RECORDS FOR THE TASK.
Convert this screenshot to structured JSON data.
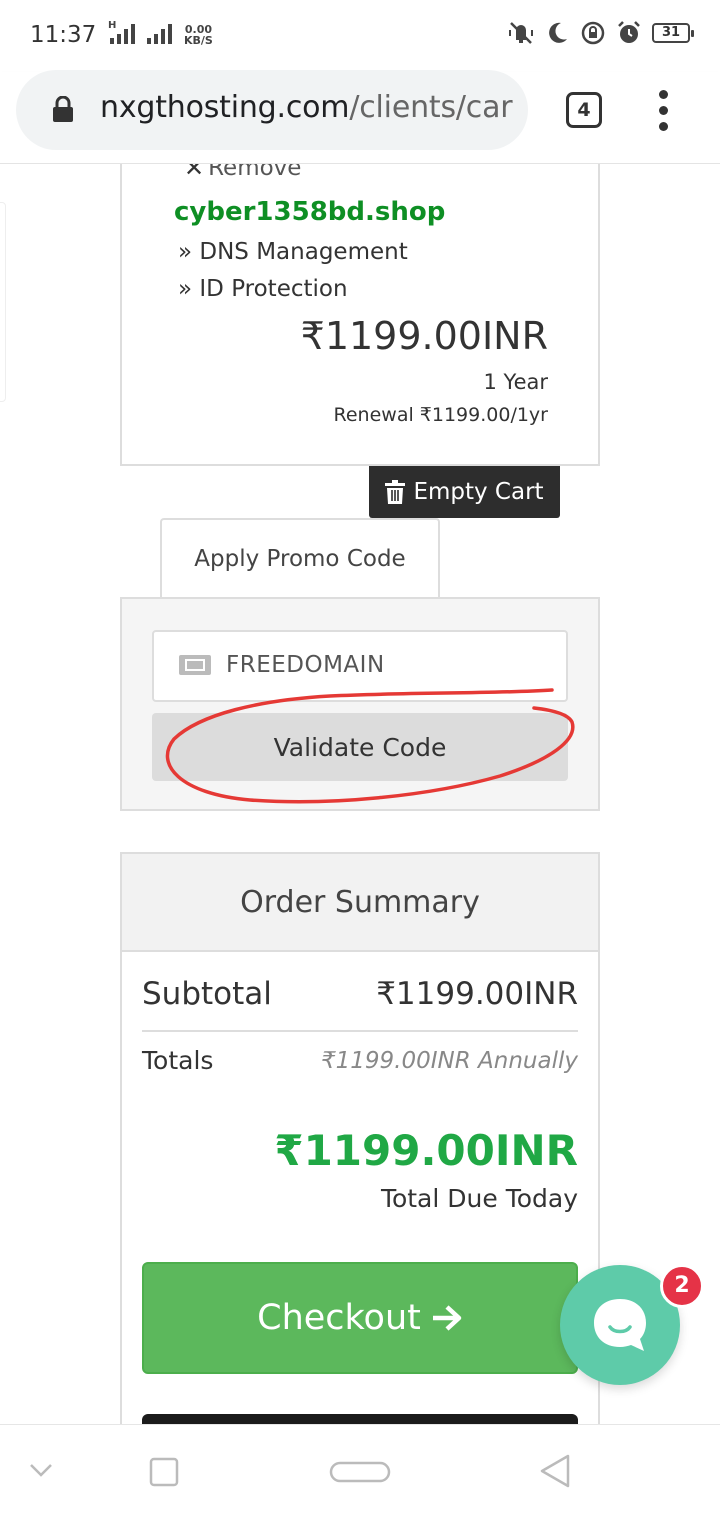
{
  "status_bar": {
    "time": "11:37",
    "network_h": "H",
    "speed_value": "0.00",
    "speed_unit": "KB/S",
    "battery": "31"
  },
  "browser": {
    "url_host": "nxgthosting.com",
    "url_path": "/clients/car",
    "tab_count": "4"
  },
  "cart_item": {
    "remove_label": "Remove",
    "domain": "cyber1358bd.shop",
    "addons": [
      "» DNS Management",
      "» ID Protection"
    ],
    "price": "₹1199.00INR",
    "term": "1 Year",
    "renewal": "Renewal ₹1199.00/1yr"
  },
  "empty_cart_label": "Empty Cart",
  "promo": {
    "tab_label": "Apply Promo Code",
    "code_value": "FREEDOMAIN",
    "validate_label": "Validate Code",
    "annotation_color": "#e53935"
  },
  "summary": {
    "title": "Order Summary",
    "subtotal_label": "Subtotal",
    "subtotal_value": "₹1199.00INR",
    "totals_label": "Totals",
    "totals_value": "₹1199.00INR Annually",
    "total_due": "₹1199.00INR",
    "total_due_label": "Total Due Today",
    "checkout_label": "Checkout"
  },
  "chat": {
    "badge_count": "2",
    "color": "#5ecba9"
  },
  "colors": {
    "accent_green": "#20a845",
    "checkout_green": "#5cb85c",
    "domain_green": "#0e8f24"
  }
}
* * *
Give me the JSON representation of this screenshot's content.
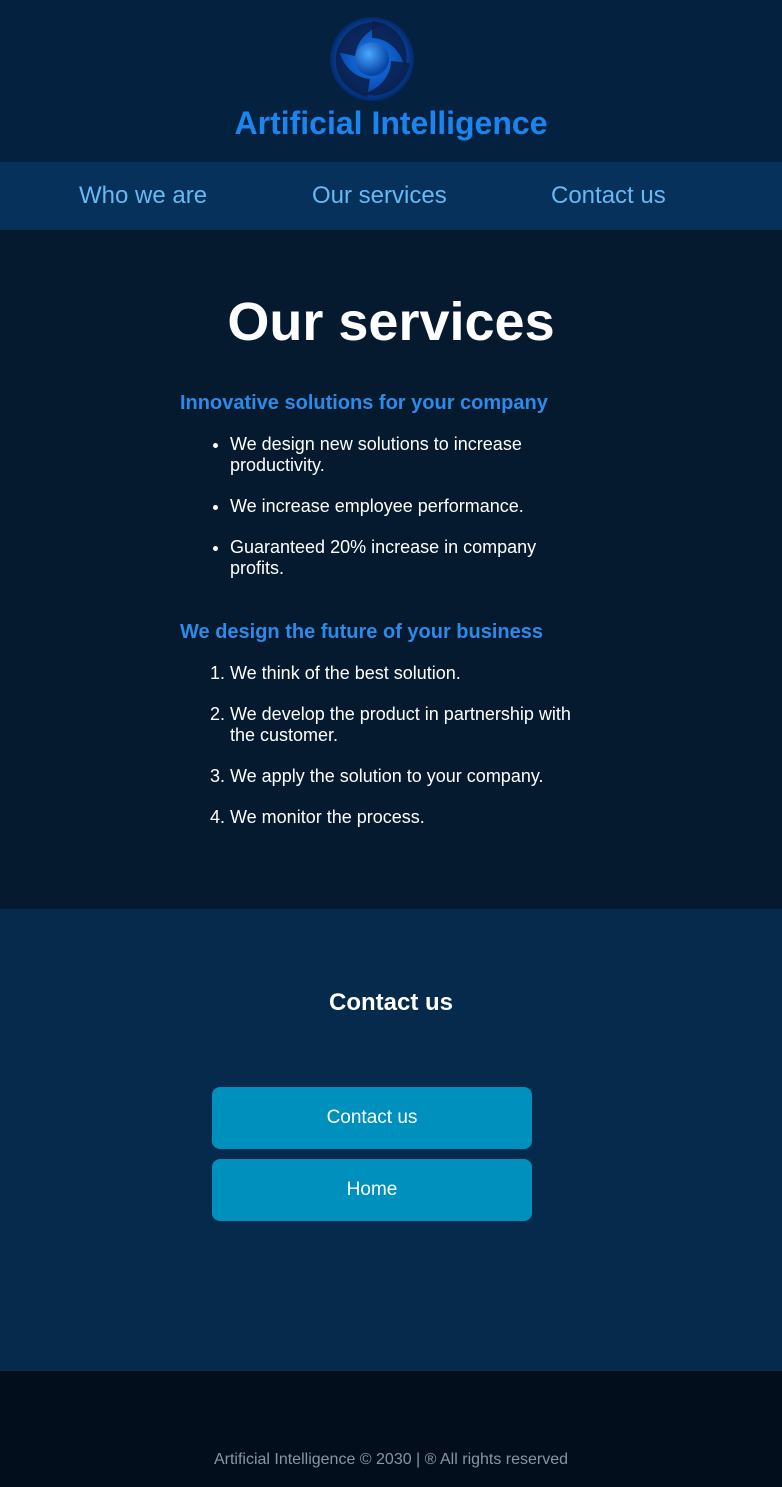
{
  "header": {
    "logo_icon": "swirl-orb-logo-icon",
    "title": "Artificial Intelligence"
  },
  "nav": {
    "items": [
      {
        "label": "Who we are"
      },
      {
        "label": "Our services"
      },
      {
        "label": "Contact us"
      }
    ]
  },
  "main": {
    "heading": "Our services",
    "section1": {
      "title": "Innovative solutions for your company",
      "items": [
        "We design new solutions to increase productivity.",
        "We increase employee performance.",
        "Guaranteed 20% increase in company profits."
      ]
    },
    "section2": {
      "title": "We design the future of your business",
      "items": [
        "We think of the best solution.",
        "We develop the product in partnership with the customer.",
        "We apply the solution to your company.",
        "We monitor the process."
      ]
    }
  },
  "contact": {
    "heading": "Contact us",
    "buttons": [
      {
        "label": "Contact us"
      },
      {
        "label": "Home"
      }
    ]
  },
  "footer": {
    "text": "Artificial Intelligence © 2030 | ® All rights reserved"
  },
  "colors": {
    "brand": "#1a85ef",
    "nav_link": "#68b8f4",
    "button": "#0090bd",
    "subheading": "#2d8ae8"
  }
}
* * *
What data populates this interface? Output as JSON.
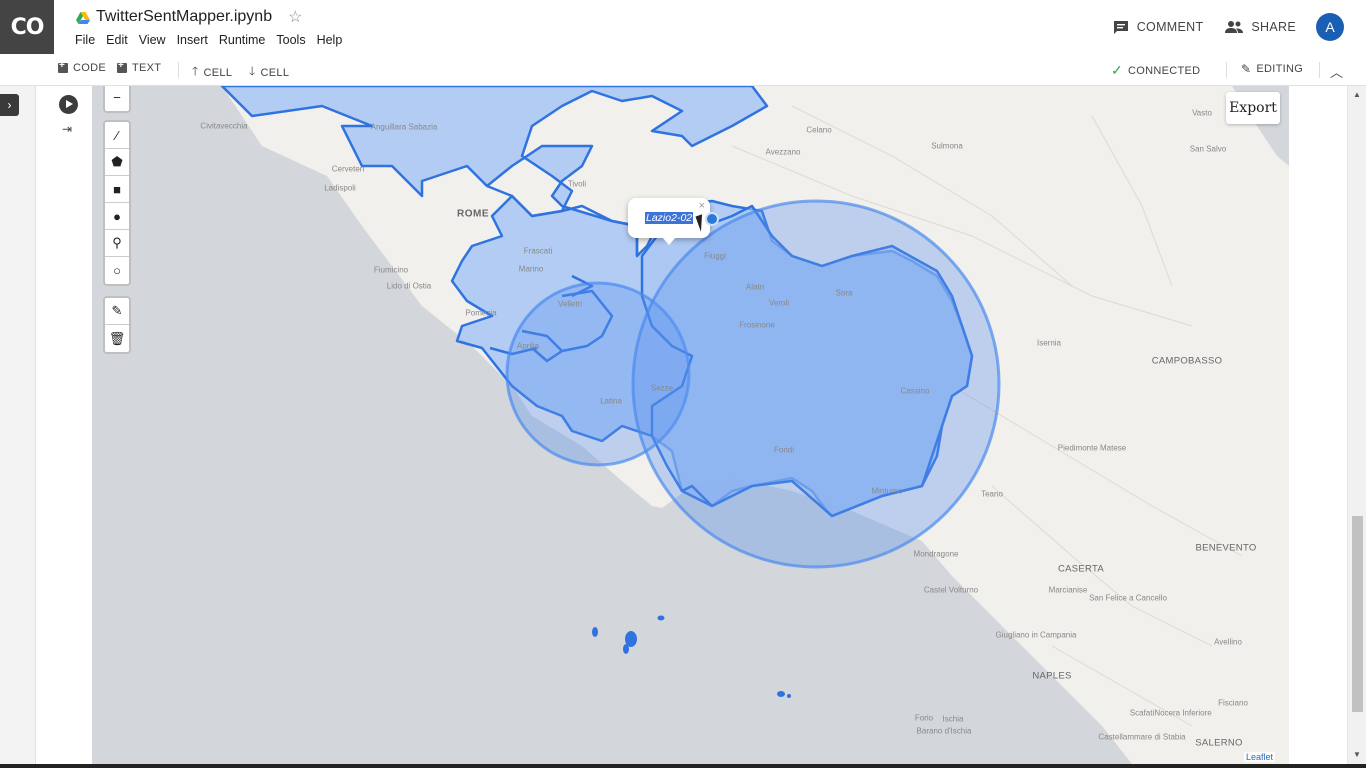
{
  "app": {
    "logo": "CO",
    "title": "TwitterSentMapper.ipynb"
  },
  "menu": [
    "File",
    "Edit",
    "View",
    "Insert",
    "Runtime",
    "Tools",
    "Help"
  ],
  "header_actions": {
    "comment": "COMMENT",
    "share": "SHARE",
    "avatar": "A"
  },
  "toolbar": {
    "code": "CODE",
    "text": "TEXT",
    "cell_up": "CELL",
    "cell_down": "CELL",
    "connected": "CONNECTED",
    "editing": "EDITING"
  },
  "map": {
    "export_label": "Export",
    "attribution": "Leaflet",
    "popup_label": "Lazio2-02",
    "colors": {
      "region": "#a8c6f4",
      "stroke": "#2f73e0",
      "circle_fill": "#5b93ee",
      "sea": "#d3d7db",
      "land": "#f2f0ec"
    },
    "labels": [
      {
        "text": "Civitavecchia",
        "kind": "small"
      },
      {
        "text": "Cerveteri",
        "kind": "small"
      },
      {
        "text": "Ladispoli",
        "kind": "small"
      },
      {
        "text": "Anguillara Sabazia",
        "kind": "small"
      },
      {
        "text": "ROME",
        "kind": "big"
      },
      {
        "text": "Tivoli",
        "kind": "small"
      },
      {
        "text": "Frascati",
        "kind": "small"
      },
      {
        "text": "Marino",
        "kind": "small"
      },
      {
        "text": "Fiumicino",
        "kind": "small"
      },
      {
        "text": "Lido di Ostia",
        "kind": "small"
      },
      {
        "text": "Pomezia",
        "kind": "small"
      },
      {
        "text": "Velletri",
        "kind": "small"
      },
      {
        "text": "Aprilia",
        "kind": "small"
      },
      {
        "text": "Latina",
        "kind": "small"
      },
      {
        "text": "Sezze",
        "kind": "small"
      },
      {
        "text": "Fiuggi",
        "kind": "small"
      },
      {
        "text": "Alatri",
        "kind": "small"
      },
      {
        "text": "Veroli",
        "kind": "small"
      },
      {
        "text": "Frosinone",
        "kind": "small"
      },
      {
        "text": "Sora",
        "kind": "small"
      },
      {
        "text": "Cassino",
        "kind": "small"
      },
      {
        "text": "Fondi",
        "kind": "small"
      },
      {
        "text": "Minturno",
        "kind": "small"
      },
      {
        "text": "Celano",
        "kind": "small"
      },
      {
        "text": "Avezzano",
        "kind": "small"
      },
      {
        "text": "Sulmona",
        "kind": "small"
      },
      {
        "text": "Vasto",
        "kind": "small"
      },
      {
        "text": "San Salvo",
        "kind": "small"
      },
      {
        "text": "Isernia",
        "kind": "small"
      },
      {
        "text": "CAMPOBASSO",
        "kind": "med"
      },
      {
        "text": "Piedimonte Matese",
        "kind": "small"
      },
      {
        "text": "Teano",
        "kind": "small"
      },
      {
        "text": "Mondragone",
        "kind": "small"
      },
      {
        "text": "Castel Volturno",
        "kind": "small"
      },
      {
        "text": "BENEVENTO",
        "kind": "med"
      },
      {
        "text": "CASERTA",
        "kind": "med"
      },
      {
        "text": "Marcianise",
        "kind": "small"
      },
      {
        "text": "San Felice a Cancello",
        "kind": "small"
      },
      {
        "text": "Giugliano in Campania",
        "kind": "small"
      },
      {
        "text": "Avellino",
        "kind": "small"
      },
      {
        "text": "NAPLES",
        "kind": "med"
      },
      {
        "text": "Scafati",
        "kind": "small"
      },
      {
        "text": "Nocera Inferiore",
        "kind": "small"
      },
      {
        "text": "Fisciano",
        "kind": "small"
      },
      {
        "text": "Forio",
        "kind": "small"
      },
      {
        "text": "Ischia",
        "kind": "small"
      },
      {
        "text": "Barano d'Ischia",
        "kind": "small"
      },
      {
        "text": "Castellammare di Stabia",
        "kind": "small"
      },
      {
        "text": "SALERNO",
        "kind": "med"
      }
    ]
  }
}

THE EXERCISE. Check each line of the records for the word "services", and show the lines that contain it.

SOLVED PROBLEM.
        "label": "Our services"
    "heading": "Our services",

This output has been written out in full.